Task goal:
Rewrite the rows from the line with "volume-ma10-line [80,618,883,634]" to the line with "candle-body [682,432,703,444]", putting "candlestick-body" wherever "candle-body" appears and keeping everything else the same.

[Region annotation rows]
* * * * * * * * *
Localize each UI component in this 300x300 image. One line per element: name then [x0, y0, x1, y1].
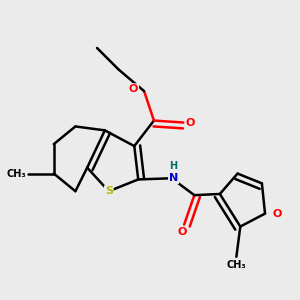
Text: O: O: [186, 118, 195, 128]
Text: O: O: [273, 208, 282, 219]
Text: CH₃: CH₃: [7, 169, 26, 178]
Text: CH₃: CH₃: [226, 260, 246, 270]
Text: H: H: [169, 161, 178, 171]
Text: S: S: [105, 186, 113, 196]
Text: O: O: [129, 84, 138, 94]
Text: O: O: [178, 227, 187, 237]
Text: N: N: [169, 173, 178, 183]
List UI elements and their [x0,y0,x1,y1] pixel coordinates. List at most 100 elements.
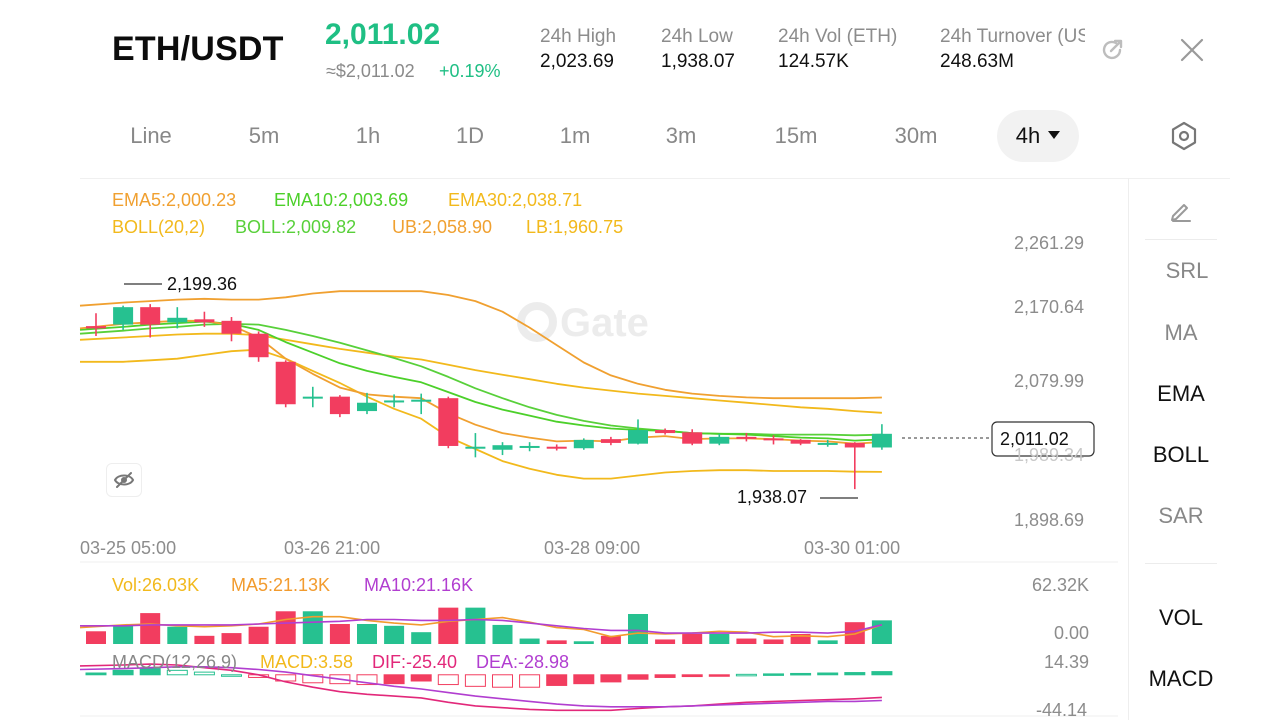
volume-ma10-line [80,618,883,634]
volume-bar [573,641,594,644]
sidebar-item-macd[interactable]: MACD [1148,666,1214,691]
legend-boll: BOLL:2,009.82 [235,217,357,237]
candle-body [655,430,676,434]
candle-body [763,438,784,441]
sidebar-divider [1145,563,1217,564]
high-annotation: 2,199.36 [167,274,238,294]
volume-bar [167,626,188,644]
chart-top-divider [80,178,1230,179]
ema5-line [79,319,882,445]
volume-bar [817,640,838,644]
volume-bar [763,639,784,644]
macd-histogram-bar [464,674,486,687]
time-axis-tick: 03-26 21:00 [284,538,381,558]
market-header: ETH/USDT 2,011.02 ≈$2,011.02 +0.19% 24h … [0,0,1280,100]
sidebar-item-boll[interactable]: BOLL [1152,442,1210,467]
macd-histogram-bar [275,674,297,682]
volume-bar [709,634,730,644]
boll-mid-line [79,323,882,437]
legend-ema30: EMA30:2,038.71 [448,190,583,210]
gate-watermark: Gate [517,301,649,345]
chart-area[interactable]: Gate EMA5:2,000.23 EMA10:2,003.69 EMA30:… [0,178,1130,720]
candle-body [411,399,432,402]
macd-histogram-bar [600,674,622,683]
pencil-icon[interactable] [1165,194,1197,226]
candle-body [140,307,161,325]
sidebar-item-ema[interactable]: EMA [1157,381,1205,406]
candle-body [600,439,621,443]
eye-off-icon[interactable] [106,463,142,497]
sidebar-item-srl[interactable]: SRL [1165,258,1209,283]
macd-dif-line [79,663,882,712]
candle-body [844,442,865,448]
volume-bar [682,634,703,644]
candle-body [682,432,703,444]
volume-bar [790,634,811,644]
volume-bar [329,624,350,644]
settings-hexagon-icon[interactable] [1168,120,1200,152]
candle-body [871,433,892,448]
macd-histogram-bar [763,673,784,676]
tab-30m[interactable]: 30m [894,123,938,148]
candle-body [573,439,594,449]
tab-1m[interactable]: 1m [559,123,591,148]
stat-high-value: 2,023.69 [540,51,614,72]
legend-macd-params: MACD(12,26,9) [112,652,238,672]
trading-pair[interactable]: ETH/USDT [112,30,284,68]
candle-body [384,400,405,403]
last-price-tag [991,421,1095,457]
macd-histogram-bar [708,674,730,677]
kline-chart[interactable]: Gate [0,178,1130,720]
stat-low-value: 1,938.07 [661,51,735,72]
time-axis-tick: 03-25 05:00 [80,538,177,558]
* * * * * * * * *
Task answer:
volume-ma10-line [80,618,883,634]
volume-bar [573,641,594,644]
sidebar-item-macd[interactable]: MACD [1148,666,1214,691]
legend-boll: BOLL:2,009.82 [235,217,357,237]
candlestick-body [655,430,676,434]
candlestick-body [763,438,784,441]
sidebar-divider [1145,563,1217,564]
high-annotation: 2,199.36 [167,274,238,294]
volume-bar [167,626,188,644]
chart-top-divider [80,178,1230,179]
ema5-line [79,319,882,445]
volume-bar [817,640,838,644]
volume-bar [763,639,784,644]
macd-histogram-bar [464,674,486,687]
time-axis-tick: 03-26 21:00 [284,538,381,558]
market-header: ETH/USDT 2,011.02 ≈$2,011.02 +0.19% 24h … [0,0,1280,100]
sidebar-item-boll[interactable]: BOLL [1152,442,1210,467]
macd-histogram-bar [275,674,297,682]
volume-bar [709,634,730,644]
boll-mid-line [79,323,882,437]
legend-ema30: EMA30:2,038.71 [448,190,583,210]
gate-watermark: Gate [517,301,649,345]
chart-area[interactable]: Gate EMA5:2,000.23 EMA10:2,003.69 EMA30:… [0,178,1130,720]
candlestick-body [411,399,432,402]
macd-histogram-bar [600,674,622,683]
pencil-icon[interactable] [1165,194,1197,226]
candlestick-body [140,307,161,325]
sidebar-item-ema[interactable]: EMA [1157,381,1205,406]
candlestick-body [600,439,621,443]
eye-off-icon[interactable] [106,463,142,497]
sidebar-item-srl[interactable]: SRL [1165,258,1209,283]
macd-dif-line [79,663,882,712]
candlestick-body [844,442,865,448]
volume-bar [682,634,703,644]
candlestick-body [682,432,703,444]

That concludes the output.